• [WHAT THE TASK REQUIRES]: Give the records below as a Markdown table with the columns "Row" and "Line", numbering each row and skipping blank lines. Begin at the line that has "I need the location", stop after the line that has "pillar-sample-point bbox=[205, 557, 213, 565]", and omit the pictures.

• [PROVIDED DATA]:
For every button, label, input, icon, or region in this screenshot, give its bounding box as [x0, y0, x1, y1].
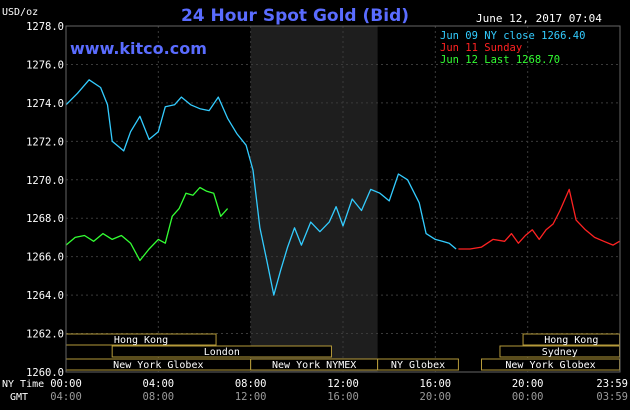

--

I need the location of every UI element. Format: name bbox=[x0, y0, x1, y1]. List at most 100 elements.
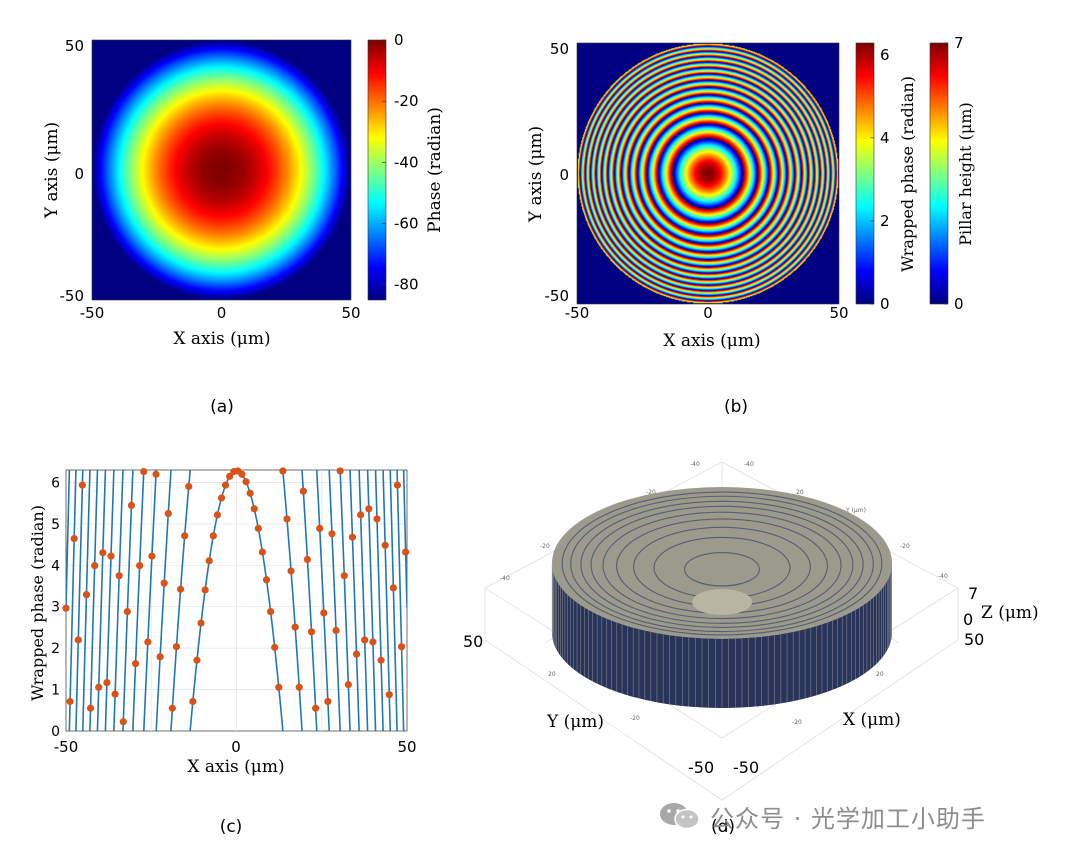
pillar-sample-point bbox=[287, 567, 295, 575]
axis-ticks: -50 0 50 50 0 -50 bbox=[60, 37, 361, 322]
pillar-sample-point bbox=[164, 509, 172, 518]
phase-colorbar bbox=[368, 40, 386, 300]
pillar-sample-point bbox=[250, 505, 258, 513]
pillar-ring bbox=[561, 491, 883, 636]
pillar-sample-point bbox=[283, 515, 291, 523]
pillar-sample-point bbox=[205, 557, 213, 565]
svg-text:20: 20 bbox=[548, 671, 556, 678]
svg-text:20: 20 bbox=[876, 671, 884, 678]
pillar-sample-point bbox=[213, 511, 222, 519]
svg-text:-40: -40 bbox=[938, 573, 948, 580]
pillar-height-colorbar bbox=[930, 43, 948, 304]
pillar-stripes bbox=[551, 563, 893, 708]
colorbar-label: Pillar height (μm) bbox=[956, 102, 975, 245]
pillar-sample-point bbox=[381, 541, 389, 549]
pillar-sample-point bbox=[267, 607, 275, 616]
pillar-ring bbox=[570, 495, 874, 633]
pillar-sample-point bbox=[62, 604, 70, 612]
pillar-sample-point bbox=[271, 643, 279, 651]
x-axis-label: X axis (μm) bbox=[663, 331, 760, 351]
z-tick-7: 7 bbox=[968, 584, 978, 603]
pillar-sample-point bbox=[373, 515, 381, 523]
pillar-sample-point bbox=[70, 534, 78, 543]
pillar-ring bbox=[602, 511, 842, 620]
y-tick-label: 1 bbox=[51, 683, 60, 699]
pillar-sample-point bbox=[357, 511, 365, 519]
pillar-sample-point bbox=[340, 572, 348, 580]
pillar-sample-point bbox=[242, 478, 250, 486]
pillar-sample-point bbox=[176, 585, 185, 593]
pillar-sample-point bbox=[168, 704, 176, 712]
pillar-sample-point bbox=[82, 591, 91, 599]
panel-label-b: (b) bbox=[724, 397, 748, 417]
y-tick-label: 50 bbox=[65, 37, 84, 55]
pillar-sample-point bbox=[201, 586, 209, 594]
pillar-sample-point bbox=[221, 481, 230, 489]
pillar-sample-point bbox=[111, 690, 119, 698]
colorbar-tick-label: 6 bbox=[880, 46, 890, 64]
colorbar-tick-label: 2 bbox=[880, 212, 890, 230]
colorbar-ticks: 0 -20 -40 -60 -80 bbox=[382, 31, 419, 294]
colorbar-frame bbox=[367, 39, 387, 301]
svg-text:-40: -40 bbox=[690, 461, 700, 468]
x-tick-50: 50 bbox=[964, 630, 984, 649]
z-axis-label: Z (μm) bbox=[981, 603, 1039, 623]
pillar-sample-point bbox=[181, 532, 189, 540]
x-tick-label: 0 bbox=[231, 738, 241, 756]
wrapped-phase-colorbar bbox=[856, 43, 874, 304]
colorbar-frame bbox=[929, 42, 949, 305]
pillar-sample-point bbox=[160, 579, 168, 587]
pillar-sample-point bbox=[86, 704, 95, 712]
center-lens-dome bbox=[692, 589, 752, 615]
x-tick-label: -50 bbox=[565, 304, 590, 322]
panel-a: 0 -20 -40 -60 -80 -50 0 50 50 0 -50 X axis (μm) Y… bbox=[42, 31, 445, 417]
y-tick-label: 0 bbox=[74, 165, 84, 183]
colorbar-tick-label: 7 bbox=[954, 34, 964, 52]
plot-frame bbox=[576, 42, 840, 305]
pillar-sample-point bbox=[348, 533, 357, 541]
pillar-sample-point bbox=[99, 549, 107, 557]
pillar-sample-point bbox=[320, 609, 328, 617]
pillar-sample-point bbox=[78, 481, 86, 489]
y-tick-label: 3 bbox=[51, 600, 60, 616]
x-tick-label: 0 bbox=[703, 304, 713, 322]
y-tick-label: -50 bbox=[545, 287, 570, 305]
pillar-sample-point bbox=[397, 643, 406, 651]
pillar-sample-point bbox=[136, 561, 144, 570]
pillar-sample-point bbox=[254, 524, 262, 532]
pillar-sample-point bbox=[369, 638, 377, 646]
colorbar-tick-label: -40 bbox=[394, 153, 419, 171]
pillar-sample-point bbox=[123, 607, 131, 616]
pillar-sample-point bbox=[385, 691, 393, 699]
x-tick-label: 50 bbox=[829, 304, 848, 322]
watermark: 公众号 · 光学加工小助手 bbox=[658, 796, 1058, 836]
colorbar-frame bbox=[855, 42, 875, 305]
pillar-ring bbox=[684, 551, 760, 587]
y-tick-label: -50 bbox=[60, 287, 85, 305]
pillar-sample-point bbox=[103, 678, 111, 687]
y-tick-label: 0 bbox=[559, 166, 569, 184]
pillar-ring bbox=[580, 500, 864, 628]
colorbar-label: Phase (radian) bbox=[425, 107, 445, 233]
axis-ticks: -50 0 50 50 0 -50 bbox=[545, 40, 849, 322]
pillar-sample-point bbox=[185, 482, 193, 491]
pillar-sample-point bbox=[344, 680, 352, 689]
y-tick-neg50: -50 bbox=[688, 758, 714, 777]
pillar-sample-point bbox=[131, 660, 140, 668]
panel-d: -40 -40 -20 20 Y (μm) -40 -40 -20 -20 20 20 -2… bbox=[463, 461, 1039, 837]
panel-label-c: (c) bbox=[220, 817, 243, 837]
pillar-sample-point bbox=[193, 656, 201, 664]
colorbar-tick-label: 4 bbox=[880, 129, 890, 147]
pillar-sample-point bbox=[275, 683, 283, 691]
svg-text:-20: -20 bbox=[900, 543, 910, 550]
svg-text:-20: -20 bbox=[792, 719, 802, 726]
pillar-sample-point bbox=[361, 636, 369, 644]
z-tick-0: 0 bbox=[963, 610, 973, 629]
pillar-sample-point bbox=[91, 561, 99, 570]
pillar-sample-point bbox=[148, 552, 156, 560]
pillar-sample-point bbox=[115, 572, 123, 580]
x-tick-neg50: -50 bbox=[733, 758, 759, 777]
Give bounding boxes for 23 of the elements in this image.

• [SOLUTION TO THIS TASK]:
| Row | Line |
|---|---|
| 1 | I need the location of every UI element. Format: name bbox=[x0, y0, x1, y1]. List at most 100 elements. |
| 2 | pillar-sample-point bbox=[287, 567, 295, 575] |
| 3 | axis-ticks: -50 0 50 50 0 -50 bbox=[60, 37, 361, 322] |
| 4 | pillar-sample-point bbox=[164, 509, 172, 518] |
| 5 | phase-colorbar bbox=[368, 40, 386, 300] |
| 6 | pillar-sample-point bbox=[250, 505, 258, 513] |
| 7 | pillar-ring bbox=[561, 491, 883, 636] |
| 8 | pillar-sample-point bbox=[283, 515, 291, 523] |
| 9 | pillar-sample-point bbox=[205, 557, 213, 565] |